-- START Supplied material --

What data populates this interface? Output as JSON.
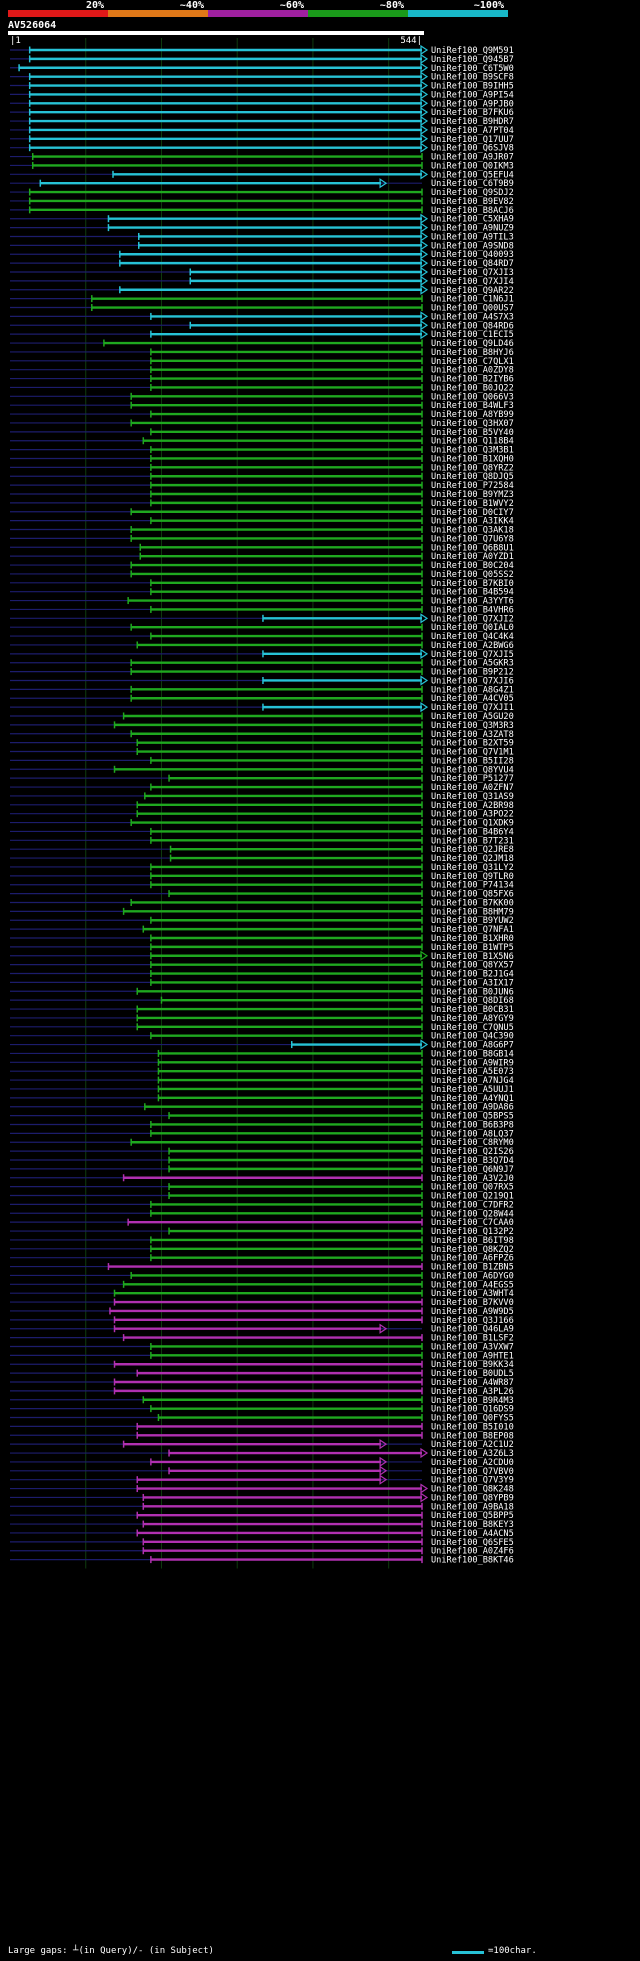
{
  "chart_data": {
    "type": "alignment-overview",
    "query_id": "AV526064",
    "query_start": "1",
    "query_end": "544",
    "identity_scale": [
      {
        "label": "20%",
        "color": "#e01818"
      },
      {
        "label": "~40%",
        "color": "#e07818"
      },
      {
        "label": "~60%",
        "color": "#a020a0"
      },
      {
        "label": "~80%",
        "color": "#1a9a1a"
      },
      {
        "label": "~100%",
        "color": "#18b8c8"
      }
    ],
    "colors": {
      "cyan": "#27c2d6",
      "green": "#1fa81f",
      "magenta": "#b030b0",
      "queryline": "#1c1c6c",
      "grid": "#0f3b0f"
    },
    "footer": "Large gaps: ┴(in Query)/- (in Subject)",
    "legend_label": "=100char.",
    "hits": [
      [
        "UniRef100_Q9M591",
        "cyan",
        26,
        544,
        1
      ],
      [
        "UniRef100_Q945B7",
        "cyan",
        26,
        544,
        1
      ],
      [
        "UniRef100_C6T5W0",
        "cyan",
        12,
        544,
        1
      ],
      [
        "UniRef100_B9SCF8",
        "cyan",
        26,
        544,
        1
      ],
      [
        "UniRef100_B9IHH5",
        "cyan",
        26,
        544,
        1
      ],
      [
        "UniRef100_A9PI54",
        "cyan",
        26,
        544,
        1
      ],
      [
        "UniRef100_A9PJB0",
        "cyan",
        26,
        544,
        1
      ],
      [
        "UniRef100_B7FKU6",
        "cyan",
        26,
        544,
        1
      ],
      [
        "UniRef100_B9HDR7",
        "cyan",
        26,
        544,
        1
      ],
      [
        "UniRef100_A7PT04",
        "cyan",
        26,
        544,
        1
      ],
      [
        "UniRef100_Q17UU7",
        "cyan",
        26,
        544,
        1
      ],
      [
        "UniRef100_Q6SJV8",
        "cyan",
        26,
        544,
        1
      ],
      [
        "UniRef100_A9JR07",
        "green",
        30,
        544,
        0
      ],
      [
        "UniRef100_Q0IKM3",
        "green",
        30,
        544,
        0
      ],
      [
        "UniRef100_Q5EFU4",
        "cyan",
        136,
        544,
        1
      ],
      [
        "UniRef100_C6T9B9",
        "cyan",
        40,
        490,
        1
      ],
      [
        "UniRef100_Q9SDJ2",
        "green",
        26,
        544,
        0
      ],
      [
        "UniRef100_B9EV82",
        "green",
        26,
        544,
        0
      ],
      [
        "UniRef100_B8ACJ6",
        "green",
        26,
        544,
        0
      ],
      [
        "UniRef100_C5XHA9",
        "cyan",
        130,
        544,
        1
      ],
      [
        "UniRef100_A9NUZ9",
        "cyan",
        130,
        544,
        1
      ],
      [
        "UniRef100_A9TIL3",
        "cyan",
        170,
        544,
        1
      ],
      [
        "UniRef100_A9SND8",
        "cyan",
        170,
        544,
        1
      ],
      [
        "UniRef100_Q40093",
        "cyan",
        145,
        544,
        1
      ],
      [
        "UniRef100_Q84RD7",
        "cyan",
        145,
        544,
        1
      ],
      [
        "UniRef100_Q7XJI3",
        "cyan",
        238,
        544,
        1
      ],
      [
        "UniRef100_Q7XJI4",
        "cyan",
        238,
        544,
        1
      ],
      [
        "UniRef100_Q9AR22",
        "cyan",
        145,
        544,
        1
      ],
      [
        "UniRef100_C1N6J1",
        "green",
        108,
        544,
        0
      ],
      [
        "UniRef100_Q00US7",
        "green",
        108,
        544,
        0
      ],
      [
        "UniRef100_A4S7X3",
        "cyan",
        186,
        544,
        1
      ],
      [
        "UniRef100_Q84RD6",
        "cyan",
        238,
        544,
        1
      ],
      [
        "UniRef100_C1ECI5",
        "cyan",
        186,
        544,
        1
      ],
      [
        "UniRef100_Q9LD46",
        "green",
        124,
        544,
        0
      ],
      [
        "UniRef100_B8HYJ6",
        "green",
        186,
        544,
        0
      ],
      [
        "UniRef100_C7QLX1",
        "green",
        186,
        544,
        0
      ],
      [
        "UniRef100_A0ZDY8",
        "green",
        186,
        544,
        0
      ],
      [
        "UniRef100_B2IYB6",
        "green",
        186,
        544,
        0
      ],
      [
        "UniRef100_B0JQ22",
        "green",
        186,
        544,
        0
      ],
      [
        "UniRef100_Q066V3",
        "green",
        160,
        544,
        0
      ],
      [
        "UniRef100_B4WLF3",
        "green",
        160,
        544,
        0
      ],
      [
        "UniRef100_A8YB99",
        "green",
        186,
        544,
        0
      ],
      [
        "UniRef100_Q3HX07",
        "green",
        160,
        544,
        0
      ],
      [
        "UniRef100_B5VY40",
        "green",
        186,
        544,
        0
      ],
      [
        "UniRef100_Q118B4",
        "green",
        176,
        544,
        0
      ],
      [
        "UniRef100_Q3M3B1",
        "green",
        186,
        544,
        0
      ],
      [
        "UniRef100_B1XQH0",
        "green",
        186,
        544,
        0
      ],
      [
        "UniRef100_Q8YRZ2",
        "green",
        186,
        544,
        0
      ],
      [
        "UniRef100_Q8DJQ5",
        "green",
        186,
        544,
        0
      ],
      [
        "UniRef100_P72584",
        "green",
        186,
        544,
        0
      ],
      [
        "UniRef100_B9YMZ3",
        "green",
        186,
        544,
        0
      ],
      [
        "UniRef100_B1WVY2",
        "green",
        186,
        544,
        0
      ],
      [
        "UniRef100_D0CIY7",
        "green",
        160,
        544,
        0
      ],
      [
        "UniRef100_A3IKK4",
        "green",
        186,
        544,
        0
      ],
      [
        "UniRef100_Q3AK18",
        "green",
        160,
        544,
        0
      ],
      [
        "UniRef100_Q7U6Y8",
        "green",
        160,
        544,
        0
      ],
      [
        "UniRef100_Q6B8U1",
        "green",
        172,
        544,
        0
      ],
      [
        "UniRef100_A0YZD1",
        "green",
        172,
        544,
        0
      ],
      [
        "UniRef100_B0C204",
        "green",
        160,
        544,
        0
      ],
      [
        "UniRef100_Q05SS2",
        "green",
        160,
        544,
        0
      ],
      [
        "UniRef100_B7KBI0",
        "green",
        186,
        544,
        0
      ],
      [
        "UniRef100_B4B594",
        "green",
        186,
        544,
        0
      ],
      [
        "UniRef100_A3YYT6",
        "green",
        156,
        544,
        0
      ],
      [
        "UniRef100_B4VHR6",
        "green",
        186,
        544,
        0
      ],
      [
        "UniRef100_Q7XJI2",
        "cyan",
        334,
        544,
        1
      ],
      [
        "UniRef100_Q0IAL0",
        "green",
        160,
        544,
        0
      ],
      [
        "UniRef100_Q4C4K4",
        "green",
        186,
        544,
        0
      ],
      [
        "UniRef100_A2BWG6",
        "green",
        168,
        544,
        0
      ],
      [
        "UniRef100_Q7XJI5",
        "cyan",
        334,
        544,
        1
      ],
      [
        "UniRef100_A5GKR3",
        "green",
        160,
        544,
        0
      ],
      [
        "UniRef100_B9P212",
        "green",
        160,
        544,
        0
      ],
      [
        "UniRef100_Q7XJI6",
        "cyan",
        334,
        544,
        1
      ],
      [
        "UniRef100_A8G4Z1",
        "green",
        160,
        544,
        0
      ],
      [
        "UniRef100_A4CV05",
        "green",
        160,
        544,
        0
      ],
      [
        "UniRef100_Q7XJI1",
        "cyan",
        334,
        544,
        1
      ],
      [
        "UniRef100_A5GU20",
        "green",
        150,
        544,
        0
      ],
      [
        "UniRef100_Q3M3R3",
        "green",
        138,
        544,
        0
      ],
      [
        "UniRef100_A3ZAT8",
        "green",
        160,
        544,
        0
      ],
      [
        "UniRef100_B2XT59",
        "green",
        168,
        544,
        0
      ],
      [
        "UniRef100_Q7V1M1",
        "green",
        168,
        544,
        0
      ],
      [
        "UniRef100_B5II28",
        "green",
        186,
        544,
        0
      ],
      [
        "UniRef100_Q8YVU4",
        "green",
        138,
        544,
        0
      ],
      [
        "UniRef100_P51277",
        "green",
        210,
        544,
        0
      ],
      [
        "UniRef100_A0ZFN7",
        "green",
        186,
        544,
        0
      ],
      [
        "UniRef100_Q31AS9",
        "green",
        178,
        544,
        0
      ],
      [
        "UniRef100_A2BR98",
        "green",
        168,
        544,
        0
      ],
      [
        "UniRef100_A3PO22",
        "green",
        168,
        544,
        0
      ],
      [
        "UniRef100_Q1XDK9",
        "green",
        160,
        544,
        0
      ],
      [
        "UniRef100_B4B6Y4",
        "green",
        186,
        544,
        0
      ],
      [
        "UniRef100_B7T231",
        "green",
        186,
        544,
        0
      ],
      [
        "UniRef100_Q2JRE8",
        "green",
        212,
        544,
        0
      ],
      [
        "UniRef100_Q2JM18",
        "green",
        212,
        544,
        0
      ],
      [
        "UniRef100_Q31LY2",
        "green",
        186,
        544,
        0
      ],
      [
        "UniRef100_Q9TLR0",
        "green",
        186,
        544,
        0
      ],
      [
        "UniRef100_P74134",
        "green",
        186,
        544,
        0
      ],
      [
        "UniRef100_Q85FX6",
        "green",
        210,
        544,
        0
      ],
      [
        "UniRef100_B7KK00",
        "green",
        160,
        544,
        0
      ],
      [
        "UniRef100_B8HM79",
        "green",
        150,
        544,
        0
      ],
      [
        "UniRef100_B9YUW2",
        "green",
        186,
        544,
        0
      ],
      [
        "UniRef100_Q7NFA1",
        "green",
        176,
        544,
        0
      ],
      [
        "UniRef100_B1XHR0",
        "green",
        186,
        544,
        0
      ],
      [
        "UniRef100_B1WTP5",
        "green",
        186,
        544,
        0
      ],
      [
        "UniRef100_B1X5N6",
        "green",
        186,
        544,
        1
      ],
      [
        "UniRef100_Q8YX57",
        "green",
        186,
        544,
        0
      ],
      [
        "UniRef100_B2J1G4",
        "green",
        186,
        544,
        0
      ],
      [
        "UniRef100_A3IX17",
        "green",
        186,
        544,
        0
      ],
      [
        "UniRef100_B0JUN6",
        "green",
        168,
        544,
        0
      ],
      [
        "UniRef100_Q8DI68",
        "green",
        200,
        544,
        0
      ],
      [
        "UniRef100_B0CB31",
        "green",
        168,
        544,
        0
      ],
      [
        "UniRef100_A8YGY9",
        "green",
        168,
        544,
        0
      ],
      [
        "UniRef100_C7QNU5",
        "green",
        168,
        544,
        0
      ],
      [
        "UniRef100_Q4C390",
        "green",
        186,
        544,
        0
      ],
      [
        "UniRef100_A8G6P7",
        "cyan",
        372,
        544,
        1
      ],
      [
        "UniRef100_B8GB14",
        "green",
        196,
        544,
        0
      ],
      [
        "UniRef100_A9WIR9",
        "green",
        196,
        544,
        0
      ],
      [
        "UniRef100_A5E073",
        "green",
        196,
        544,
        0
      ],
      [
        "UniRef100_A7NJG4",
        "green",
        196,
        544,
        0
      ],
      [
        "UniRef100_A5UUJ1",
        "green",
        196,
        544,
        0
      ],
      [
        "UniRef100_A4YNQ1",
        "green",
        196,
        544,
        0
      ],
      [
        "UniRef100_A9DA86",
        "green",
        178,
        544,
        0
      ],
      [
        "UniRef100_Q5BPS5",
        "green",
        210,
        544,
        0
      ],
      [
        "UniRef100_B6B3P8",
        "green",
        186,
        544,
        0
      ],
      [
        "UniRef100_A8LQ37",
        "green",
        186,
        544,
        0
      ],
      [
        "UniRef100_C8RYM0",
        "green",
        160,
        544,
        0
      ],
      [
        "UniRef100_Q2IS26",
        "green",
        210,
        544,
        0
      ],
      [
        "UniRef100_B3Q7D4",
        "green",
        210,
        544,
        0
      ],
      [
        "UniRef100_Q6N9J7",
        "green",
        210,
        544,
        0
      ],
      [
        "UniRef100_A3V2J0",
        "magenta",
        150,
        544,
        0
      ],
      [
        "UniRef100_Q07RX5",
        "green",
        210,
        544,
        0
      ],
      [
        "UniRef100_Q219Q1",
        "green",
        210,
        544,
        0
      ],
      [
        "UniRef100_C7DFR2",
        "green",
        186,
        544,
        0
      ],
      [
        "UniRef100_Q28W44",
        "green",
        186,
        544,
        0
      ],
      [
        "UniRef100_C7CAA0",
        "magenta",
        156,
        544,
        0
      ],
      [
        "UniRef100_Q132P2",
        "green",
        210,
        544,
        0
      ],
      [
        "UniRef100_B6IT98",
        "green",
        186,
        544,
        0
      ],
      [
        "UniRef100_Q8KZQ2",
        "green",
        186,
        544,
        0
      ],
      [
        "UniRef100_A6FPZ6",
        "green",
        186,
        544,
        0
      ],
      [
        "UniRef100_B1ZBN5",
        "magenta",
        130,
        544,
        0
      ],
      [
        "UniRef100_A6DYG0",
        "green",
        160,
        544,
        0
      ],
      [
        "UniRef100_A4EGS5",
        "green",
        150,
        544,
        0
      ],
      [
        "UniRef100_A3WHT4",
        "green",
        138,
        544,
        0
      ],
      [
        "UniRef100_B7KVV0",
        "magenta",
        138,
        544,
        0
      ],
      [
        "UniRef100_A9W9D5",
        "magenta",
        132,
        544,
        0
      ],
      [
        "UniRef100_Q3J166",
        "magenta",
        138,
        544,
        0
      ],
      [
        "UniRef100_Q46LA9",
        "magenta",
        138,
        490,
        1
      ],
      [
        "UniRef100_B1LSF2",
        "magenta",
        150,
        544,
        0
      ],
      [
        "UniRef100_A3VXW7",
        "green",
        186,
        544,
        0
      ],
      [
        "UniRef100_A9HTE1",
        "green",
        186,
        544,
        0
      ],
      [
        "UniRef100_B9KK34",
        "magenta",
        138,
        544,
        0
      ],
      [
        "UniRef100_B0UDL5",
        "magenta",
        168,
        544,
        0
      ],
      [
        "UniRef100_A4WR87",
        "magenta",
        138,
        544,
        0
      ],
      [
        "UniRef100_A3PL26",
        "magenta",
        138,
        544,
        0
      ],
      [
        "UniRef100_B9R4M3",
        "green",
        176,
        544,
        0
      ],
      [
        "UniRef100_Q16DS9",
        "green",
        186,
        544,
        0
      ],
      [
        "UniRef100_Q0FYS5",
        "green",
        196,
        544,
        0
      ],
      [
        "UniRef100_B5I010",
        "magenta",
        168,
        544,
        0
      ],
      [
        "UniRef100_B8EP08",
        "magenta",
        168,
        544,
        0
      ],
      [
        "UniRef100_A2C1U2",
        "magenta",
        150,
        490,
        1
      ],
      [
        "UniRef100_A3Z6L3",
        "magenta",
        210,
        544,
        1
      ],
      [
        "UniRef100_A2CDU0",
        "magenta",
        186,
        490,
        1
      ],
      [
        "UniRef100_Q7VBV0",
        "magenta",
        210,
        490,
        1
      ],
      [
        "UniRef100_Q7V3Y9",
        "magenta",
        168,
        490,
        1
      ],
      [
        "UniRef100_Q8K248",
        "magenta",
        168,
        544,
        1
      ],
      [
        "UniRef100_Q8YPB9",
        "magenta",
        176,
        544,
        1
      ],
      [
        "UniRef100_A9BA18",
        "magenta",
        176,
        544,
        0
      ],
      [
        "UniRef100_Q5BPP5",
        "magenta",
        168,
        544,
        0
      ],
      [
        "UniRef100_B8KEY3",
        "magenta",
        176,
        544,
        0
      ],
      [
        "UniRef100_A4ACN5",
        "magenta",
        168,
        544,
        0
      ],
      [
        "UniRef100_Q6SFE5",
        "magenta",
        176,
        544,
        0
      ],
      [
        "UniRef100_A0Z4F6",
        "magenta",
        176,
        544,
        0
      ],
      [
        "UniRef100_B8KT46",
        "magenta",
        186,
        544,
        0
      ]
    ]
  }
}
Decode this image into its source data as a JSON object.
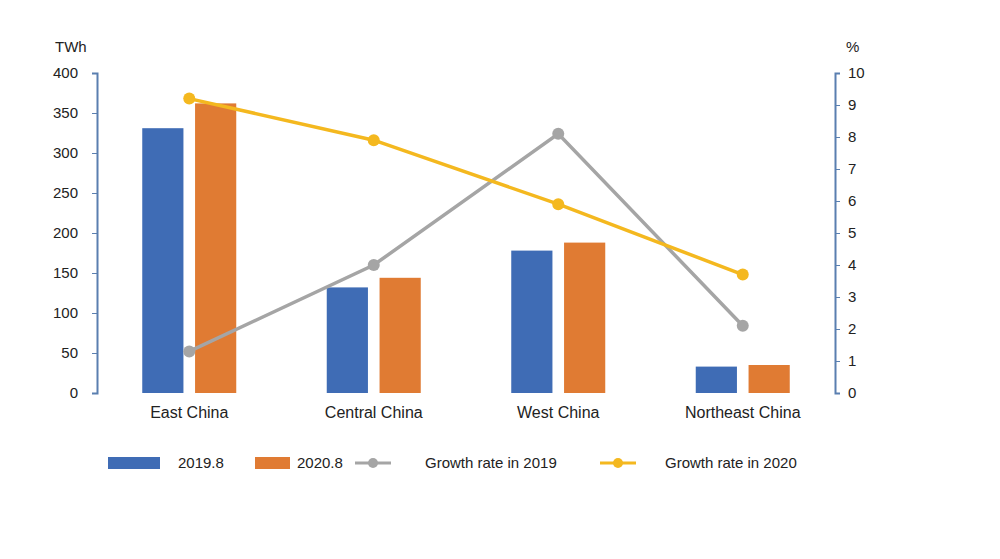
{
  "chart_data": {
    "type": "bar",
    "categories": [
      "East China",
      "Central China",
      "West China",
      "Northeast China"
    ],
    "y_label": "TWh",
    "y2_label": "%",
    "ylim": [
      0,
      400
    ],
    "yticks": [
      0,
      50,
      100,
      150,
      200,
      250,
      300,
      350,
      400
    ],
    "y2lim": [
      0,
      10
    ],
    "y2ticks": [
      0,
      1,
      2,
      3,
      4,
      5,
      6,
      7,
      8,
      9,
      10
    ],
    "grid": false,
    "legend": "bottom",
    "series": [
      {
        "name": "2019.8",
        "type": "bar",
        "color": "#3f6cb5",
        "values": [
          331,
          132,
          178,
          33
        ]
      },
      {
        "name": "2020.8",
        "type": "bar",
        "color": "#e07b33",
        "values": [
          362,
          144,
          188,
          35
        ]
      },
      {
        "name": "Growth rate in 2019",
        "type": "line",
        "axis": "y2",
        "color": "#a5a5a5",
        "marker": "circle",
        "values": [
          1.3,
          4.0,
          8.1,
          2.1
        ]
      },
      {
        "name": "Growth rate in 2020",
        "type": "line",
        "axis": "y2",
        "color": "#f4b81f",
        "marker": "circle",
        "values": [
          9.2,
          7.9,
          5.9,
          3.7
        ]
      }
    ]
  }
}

-- END Supplied material --

Exercise prompt :: Read the entries and select each line where the word "rate" is found.

The result ::
        "name": "Growth rate in 2019",
        "name": "Growth rate in 2020",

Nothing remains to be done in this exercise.